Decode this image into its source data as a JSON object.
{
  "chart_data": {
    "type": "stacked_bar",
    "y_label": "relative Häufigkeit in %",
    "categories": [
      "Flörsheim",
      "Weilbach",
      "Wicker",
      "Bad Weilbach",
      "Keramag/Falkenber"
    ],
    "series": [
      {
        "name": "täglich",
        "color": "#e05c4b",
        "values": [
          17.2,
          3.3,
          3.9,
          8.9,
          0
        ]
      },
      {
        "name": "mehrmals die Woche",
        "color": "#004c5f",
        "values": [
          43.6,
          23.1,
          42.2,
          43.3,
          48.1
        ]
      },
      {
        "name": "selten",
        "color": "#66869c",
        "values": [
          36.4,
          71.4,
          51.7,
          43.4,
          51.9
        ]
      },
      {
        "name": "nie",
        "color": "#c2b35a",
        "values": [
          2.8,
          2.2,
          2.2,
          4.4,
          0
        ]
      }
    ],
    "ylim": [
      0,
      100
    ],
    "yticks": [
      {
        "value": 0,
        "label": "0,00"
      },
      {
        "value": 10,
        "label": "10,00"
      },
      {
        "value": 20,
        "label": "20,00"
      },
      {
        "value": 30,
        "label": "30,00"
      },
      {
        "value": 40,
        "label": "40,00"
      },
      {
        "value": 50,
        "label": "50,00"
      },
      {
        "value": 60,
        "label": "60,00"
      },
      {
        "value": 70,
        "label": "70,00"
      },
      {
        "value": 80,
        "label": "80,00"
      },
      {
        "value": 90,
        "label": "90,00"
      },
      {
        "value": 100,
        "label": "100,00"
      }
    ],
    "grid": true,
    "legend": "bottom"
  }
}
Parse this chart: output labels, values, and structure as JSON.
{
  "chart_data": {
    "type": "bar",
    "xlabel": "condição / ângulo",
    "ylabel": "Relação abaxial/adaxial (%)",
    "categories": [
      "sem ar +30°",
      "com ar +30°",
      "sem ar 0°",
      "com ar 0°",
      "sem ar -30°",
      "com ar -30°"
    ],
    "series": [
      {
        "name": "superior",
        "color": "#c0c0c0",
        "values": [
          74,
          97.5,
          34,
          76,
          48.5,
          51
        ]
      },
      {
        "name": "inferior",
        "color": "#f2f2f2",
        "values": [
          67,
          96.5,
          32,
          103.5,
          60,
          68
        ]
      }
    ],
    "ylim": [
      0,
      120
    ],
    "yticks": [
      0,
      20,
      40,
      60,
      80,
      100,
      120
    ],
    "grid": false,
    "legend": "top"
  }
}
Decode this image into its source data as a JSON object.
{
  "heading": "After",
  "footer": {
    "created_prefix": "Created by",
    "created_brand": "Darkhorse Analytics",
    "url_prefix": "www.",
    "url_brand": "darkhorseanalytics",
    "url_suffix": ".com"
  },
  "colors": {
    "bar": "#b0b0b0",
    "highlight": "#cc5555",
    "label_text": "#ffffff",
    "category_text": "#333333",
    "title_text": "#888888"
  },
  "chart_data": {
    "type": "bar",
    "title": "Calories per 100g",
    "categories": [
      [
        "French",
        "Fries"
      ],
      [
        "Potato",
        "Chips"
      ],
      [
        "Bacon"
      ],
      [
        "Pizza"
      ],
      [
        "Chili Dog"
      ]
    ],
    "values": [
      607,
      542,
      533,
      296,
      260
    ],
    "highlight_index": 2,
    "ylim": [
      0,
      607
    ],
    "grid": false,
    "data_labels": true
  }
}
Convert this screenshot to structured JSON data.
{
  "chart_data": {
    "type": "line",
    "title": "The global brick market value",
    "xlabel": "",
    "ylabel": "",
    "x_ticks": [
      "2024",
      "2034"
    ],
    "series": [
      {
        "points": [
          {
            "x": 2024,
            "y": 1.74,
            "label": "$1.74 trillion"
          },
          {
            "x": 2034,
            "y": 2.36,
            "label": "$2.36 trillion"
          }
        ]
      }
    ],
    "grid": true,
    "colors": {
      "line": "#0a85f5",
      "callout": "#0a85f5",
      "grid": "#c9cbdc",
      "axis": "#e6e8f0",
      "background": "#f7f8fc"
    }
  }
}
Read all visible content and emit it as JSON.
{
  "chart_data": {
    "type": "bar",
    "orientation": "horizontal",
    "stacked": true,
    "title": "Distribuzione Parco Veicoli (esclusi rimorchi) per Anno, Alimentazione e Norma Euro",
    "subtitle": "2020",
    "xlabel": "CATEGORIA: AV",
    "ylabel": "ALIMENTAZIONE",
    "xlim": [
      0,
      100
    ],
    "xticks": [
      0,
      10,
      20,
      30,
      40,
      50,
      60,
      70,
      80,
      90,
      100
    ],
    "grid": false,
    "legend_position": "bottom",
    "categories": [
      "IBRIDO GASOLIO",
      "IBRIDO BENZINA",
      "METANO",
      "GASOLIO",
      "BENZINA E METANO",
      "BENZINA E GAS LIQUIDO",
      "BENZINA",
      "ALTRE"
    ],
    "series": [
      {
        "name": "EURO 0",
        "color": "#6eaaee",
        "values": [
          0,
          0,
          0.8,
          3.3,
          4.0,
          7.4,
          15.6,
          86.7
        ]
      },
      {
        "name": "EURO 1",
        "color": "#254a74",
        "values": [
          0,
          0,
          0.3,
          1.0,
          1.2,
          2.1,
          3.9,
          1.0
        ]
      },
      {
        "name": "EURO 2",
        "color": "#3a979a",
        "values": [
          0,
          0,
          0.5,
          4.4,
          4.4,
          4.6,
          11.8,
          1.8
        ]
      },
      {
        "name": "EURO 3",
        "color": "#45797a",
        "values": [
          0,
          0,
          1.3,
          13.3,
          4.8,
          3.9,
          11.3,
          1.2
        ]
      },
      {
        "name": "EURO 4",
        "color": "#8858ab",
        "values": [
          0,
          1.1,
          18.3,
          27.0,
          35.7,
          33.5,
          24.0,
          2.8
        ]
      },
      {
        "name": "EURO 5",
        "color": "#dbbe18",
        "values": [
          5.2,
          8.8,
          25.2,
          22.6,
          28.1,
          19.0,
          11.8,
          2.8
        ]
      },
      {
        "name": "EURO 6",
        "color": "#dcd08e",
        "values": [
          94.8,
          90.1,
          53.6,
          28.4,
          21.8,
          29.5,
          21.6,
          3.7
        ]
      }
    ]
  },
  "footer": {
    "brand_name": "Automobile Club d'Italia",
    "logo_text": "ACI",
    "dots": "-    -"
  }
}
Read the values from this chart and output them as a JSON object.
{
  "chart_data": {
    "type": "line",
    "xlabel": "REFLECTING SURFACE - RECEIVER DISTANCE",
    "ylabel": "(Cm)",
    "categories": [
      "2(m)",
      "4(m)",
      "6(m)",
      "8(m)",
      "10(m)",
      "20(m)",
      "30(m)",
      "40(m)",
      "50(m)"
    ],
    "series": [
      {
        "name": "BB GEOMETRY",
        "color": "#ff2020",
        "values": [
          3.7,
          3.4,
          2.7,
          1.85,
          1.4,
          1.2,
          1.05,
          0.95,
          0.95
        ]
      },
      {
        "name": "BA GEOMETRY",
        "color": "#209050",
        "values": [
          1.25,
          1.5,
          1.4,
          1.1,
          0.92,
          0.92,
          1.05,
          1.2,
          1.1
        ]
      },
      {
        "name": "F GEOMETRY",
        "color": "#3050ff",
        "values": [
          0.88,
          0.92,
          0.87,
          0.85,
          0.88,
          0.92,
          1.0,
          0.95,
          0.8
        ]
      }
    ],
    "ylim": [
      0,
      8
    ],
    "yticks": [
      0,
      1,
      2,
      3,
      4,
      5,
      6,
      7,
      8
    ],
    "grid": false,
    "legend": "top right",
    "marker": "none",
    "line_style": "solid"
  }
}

# # # #

## Requirement:
Extract every record and return it verbatim.

## Right answer:
Decode this image into its source data as a JSON object.
{
  "chart_data": {
    "type": "stacked_bar",
    "y_label": "relative Häufigkeit in %",
    "categories": [
      "Flörsheim",
      "Weilbach",
      "Wicker",
      "Bad Weilbach",
      "Keramag/Falkenber"
    ],
    "series": [
      {
        "name": "täglich",
        "color": "#e05c4b",
        "values": [
          17.2,
          3.3,
          3.9,
          8.9,
          0
        ]
      },
      {
        "name": "mehrmals die Woche",
        "color": "#004c5f",
        "values": [
          43.6,
          23.1,
          42.2,
          43.3,
          48.1
        ]
      },
      {
        "name": "selten",
        "color": "#66869c",
        "values": [
          36.4,
          71.4,
          51.7,
          43.4,
          51.9
        ]
      },
      {
        "name": "nie",
        "color": "#c2b35a",
        "values": [
          2.8,
          2.2,
          2.2,
          4.4,
          0
        ]
      }
    ],
    "ylim": [
      0,
      100
    ],
    "yticks": [
      {
        "value": 0,
        "label": "0,00"
      },
      {
        "value": 10,
        "label": "10,00"
      },
      {
        "value": 20,
        "label": "20,00"
      },
      {
        "value": 30,
        "label": "30,00"
      },
      {
        "value": 40,
        "label": "40,00"
      },
      {
        "value": 50,
        "label": "50,00"
      },
      {
        "value": 60,
        "label": "60,00"
      },
      {
        "value": 70,
        "label": "70,00"
      },
      {
        "value": 80,
        "label": "80,00"
      },
      {
        "value": 90,
        "label": "90,00"
      },
      {
        "value": 100,
        "label": "100,00"
      }
    ],
    "grid": true,
    "legend": "bottom"
  }
}
Parse this chart: output labels, values, and structure as JSON.
{
  "chart_data": {
    "type": "bar",
    "xlabel": "condição / ângulo",
    "ylabel": "Relação abaxial/adaxial (%)",
    "categories": [
      "sem ar +30°",
      "com ar +30°",
      "sem ar 0°",
      "com ar 0°",
      "sem ar -30°",
      "com ar -30°"
    ],
    "series": [
      {
        "name": "superior",
        "color": "#c0c0c0",
        "values": [
          74,
          97.5,
          34,
          76,
          48.5,
          51
        ]
      },
      {
        "name": "inferior",
        "color": "#f2f2f2",
        "values": [
          67,
          96.5,
          32,
          103.5,
          60,
          68
        ]
      }
    ],
    "ylim": [
      0,
      120
    ],
    "yticks": [
      0,
      20,
      40,
      60,
      80,
      100,
      120
    ],
    "grid": false,
    "legend": "top"
  }
}
Decode this image into its source data as a JSON object.
{
  "heading": "After",
  "footer": {
    "created_prefix": "Created by",
    "created_brand": "Darkhorse Analytics",
    "url_prefix": "www.",
    "url_brand": "darkhorseanalytics",
    "url_suffix": ".com"
  },
  "colors": {
    "bar": "#b0b0b0",
    "highlight": "#cc5555",
    "label_text": "#ffffff",
    "category_text": "#333333",
    "title_text": "#888888"
  },
  "chart_data": {
    "type": "bar",
    "title": "Calories per 100g",
    "categories": [
      [
        "French",
        "Fries"
      ],
      [
        "Potato",
        "Chips"
      ],
      [
        "Bacon"
      ],
      [
        "Pizza"
      ],
      [
        "Chili Dog"
      ]
    ],
    "values": [
      607,
      542,
      533,
      296,
      260
    ],
    "highlight_index": 2,
    "ylim": [
      0,
      607
    ],
    "grid": false,
    "data_labels": true
  }
}
Convert this screenshot to structured JSON data.
{
  "chart_data": {
    "type": "line",
    "title": "The global brick market value",
    "xlabel": "",
    "ylabel": "",
    "x_ticks": [
      "2024",
      "2034"
    ],
    "series": [
      {
        "points": [
          {
            "x": 2024,
            "y": 1.74,
            "label": "$1.74 trillion"
          },
          {
            "x": 2034,
            "y": 2.36,
            "label": "$2.36 trillion"
          }
        ]
      }
    ],
    "grid": true,
    "colors": {
      "line": "#0a85f5",
      "callout": "#0a85f5",
      "grid": "#c9cbdc",
      "axis": "#e6e8f0",
      "background": "#f7f8fc"
    }
  }
}
Read all visible content and emit it as JSON.
{
  "chart_data": {
    "type": "bar",
    "orientation": "horizontal",
    "stacked": true,
    "title": "Distribuzione Parco Veicoli (esclusi rimorchi) per Anno, Alimentazione e Norma Euro",
    "subtitle": "2020",
    "xlabel": "CATEGORIA: AV",
    "ylabel": "ALIMENTAZIONE",
    "xlim": [
      0,
      100
    ],
    "xticks": [
      0,
      10,
      20,
      30,
      40,
      50,
      60,
      70,
      80,
      90,
      100
    ],
    "grid": false,
    "legend_position": "bottom",
    "categories": [
      "IBRIDO GASOLIO",
      "IBRIDO BENZINA",
      "METANO",
      "GASOLIO",
      "BENZINA E METANO",
      "BENZINA E GAS LIQUIDO",
      "BENZINA",
      "ALTRE"
    ],
    "series": [
      {
        "name": "EURO 0",
        "color": "#6eaaee",
        "values": [
          0,
          0,
          0.8,
          3.3,
          4.0,
          7.4,
          15.6,
          86.7
        ]
      },
      {
        "name": "EURO 1",
        "color": "#254a74",
        "values": [
          0,
          0,
          0.3,
          1.0,
          1.2,
          2.1,
          3.9,
          1.0
        ]
      },
      {
        "name": "EURO 2",
        "color": "#3a979a",
        "values": [
          0,
          0,
          0.5,
          4.4,
          4.4,
          4.6,
          11.8,
          1.8
        ]
      },
      {
        "name": "EURO 3",
        "color": "#45797a",
        "values": [
          0,
          0,
          1.3,
          13.3,
          4.8,
          3.9,
          11.3,
          1.2
        ]
      },
      {
        "name": "EURO 4",
        "color": "#8858ab",
        "values": [
          0,
          1.1,
          18.3,
          27.0,
          35.7,
          33.5,
          24.0,
          2.8
        ]
      },
      {
        "name": "EURO 5",
        "color": "#dbbe18",
        "values": [
          5.2,
          8.8,
          25.2,
          22.6,
          28.1,
          19.0,
          11.8,
          2.8
        ]
      },
      {
        "name": "EURO 6",
        "color": "#dcd08e",
        "values": [
          94.8,
          90.1,
          53.6,
          28.4,
          21.8,
          29.5,
          21.6,
          3.7
        ]
      }
    ]
  },
  "footer": {
    "brand_name": "Automobile Club d'Italia",
    "logo_text": "ACI",
    "dots": "-    -"
  }
}
Read the values from this chart and output them as a JSON object.
{
  "chart_data": {
    "type": "line",
    "xlabel": "REFLECTING SURFACE - RECEIVER DISTANCE",
    "ylabel": "(Cm)",
    "categories": [
      "2(m)",
      "4(m)",
      "6(m)",
      "8(m)",
      "10(m)",
      "20(m)",
      "30(m)",
      "40(m)",
      "50(m)"
    ],
    "series": [
      {
        "name": "BB GEOMETRY",
        "color": "#ff2020",
        "values": [
          3.7,
          3.4,
          2.7,
          1.85,
          1.4,
          1.2,
          1.05,
          0.95,
          0.95
        ]
      },
      {
        "name": "BA GEOMETRY",
        "color": "#209050",
        "values": [
          1.25,
          1.5,
          1.4,
          1.1,
          0.92,
          0.92,
          1.05,
          1.2,
          1.1
        ]
      },
      {
        "name": "F GEOMETRY",
        "color": "#3050ff",
        "values": [
          0.88,
          0.92,
          0.87,
          0.85,
          0.88,
          0.92,
          1.0,
          0.95,
          0.8
        ]
      }
    ],
    "ylim": [
      0,
      8
    ],
    "yticks": [
      0,
      1,
      2,
      3,
      4,
      5,
      6,
      7,
      8
    ],
    "grid": false,
    "legend": "top right",
    "marker": "none",
    "line_style": "solid"
  }
}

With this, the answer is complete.